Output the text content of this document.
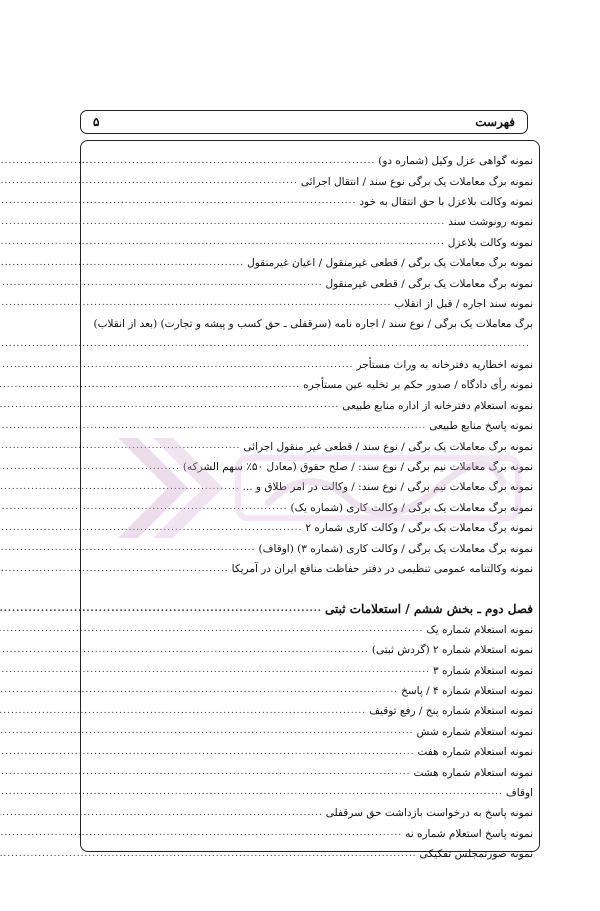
فهرست
۵
نمونه گواهی عزل وکیل (شماره دو)
.....
نمونه برگ معاملات یک برگی نوع سند / انتقال اجرائی
.....
نمونه وکالت بلاعزل با حق انتقال به خود
.....
نمونه رونوشت سند
.....
نمونه وکالت بلاعزل
.....
نمونه برگ معاملات یک برگی / قطعی غیرمنقول / اعیان غیرمنقول
.....
نمونه برگ معاملات یک برگی / قطعی غیرمنقول
.....
نمونه سند اجاره / قبل از انقلاب
.....
برگ معاملات یک برگی / نوع سند / اجاره نامه (سرقفلی ـ حق کسب و پیشه و تجارت) (بعد از انقلاب)
.....
نمونه اخطاریه دفترخانه به وراث مستأجر
.....
نمونه رأی دادگاه / صدور حکم بر تخلیه عین مستأجره
.....
نمونه استعلام دفترخانه از اداره منابع طبیعی
.....
نمونه پاسخ منابع طبیعی
.....
نمونه برگ معاملات یک برگی / نوع سند / قطعی غیر منقول اجرائی
.....
نمونه برگ معاملات نیم برگی / نوع سند: / صلح حقوق (معادل ۵۰٪ سهم الشرکه)
.....
نمونه برگ معاملات نیم برگی / نوع سند: / وکالت در امر طلاق و ...
.....
نمونه برگ معاملات یک برگی / وکالت کاری (شماره یک)
.....
نمونه برگ معاملات یک برگی / وکالت کاری شماره ۲
.....
نمونه برگ معاملات یک برگی / وکالت کاری (شماره ۳) (اوقاف)
.....
نمونه وکالتنامه عمومی تنظیمی در دفتر حفاظت منافع ایران در آمریکا
.....
فصل دوم ـ بخش ششم / استعلامات ثبتی
.....
نمونه استعلام شماره یک
.....
نمونه استعلام شماره ۲ (گردش ثبتی)
.....
نمونه استعلام شماره ۳
.....
نمونه استعلام شماره ۴ / پاسخ
.....
نمونه استعلام شماره پنج / رفع توقیف
.....
نمونه استعلام شماره شش
.....
نمونه استعلام شماره هفت
.....
نمونه استعلام شماره هشت
.....
اوقاف
.....
نمونه پاسخ به درخواست بازداشت حق سرقفلی
.....
نمونه پاسخ استعلام شماره نه
.....
نمونه صورتمجلس تفکیکی
.....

:::::

[SHORT TASK]:
Where a line of the entries contains the word "اجاره", copy that line.

[TASK OUTPUT]:
نمونه سند اجاره / قبل از انقلاب
برگ معاملات یک برگی / نوع سند / اجاره نامه (سرقفلی ـ حق کسب و پیشه و تجارت) (بعد از انقلاب)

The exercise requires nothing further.